Written task:
Go through the lines below and copy each one that holds the string "YEAGER".

Raw data:

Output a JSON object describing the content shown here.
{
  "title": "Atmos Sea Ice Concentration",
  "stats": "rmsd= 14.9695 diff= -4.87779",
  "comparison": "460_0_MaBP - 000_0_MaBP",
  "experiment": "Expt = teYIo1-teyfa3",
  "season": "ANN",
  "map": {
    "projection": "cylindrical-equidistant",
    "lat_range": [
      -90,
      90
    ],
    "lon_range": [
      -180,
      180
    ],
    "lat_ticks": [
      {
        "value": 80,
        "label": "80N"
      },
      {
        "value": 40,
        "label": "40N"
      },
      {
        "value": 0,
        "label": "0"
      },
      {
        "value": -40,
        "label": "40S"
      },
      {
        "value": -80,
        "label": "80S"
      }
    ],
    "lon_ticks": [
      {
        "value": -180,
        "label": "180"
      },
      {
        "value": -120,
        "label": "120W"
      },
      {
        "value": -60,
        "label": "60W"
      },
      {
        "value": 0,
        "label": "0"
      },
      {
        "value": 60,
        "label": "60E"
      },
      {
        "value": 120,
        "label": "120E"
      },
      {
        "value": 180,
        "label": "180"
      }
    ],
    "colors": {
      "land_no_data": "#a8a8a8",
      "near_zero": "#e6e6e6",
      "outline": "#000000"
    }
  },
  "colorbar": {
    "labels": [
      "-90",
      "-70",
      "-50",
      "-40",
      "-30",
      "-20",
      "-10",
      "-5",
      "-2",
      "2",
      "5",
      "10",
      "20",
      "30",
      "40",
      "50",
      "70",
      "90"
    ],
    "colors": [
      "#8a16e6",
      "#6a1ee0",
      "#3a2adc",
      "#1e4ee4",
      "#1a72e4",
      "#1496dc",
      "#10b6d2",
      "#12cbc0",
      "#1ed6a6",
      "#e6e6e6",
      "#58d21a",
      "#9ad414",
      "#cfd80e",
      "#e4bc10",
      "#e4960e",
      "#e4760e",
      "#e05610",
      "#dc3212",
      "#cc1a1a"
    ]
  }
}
==
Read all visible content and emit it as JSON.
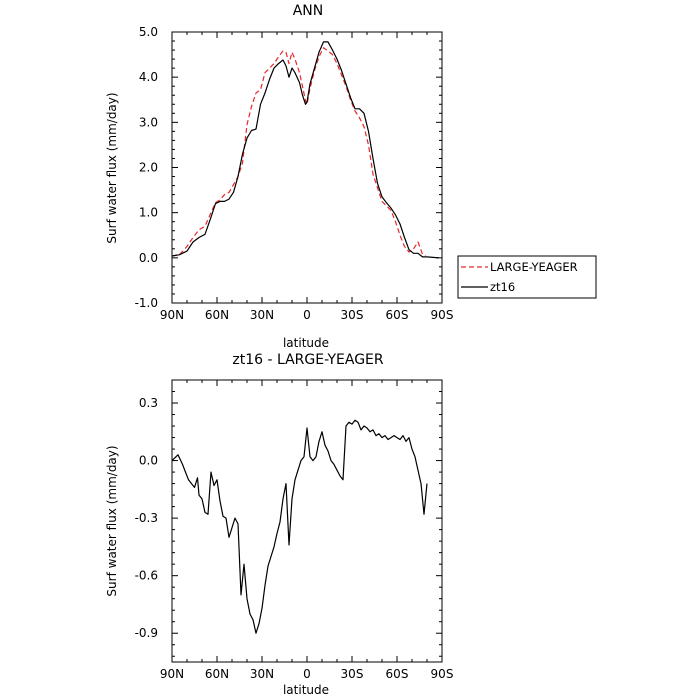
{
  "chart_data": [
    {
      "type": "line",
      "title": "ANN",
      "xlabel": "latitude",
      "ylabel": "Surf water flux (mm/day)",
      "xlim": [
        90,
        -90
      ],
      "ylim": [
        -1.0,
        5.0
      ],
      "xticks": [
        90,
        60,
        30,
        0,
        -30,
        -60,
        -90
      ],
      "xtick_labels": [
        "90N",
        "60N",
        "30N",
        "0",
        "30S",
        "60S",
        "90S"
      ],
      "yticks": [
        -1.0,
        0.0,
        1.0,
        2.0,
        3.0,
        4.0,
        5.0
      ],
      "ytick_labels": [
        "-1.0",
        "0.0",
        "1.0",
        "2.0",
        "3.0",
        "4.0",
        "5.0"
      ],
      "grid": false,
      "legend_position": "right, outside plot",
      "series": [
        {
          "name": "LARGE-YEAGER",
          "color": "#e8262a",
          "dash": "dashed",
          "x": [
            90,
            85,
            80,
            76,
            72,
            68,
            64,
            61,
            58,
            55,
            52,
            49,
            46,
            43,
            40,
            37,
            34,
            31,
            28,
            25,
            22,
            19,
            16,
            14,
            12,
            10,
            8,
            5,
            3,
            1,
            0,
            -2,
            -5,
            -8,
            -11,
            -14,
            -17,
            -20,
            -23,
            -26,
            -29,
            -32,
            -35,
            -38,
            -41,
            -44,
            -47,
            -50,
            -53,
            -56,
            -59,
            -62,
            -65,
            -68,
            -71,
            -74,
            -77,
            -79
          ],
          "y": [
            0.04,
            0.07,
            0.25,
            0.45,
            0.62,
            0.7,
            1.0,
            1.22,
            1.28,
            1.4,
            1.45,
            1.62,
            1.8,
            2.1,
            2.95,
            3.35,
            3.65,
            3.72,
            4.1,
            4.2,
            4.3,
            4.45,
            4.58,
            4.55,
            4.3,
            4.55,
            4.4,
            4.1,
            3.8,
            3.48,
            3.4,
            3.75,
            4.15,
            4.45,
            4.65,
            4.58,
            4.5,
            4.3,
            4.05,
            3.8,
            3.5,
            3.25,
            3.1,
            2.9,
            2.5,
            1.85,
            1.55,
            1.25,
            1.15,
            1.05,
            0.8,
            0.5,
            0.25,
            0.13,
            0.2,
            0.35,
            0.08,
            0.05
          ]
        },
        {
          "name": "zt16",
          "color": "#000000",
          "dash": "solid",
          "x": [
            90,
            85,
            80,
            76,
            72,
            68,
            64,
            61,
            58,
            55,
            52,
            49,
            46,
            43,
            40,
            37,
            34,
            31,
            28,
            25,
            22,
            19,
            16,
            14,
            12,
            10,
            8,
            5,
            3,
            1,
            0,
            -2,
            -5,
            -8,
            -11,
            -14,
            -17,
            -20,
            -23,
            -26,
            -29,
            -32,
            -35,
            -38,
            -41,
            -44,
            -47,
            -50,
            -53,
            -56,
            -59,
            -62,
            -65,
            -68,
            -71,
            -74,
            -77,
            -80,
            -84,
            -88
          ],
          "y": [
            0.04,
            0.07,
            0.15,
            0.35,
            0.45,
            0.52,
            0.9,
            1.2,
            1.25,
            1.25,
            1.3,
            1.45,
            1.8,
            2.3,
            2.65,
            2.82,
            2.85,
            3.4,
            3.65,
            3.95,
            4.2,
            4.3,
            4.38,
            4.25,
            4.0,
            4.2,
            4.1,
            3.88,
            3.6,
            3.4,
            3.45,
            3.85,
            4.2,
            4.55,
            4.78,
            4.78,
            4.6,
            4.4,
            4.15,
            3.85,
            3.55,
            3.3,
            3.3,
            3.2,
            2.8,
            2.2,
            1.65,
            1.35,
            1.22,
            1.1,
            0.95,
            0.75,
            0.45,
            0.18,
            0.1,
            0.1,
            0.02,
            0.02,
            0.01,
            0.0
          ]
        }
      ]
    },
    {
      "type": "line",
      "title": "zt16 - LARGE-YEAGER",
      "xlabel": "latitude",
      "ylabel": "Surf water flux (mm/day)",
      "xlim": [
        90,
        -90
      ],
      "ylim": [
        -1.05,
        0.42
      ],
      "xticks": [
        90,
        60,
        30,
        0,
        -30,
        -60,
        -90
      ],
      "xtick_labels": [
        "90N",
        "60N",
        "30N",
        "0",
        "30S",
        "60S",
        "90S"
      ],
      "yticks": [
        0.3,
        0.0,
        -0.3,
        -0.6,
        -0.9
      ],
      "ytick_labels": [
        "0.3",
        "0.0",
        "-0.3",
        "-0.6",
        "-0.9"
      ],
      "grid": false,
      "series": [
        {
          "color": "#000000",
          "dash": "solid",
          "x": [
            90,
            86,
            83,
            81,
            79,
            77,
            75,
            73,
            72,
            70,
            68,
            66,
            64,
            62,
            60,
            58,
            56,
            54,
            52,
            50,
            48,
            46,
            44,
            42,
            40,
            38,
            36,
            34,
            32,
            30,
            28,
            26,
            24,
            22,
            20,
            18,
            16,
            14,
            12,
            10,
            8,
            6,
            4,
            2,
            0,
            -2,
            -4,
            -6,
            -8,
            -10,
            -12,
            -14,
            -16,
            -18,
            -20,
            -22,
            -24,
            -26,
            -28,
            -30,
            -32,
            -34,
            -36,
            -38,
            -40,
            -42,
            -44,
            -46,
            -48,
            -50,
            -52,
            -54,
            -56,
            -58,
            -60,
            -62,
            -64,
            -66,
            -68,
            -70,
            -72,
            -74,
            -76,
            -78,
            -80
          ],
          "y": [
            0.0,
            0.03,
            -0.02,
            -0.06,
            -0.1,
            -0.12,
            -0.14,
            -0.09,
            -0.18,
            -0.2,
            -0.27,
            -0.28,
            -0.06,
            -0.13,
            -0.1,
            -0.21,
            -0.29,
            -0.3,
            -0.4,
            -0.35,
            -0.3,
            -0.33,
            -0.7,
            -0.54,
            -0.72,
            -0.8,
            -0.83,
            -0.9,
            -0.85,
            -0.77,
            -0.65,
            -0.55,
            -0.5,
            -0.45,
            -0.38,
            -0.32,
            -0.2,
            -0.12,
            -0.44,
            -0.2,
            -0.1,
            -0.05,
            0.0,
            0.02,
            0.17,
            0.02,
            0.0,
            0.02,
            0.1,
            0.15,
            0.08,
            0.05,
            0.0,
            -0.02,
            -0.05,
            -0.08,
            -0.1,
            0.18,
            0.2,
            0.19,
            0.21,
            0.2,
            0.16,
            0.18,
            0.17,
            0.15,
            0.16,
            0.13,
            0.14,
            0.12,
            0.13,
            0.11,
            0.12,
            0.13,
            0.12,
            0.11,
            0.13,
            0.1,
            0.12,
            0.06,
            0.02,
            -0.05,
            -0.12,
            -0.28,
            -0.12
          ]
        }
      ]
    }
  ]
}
---
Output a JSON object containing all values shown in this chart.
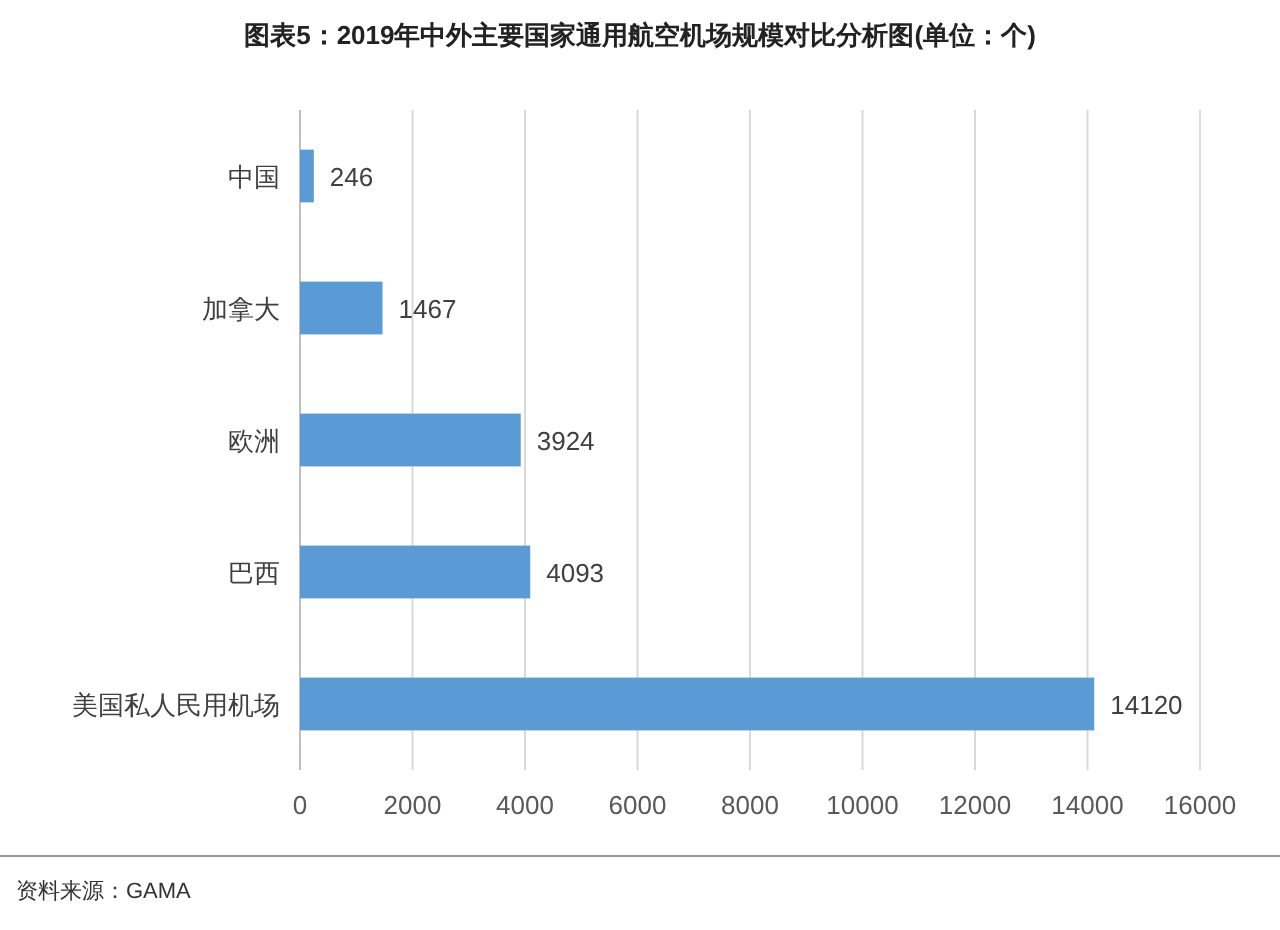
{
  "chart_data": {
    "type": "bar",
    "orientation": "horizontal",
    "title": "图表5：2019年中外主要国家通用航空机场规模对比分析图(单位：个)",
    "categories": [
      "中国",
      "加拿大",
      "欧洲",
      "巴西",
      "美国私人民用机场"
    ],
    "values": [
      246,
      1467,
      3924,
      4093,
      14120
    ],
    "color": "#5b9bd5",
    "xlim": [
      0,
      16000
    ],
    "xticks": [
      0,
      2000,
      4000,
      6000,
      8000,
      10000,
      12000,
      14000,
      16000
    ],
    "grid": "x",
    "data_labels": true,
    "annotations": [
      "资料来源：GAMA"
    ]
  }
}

Exercise answer:
          "name": "LARGE-YEAGER",
      "title": "zt16 - LARGE-YEAGER",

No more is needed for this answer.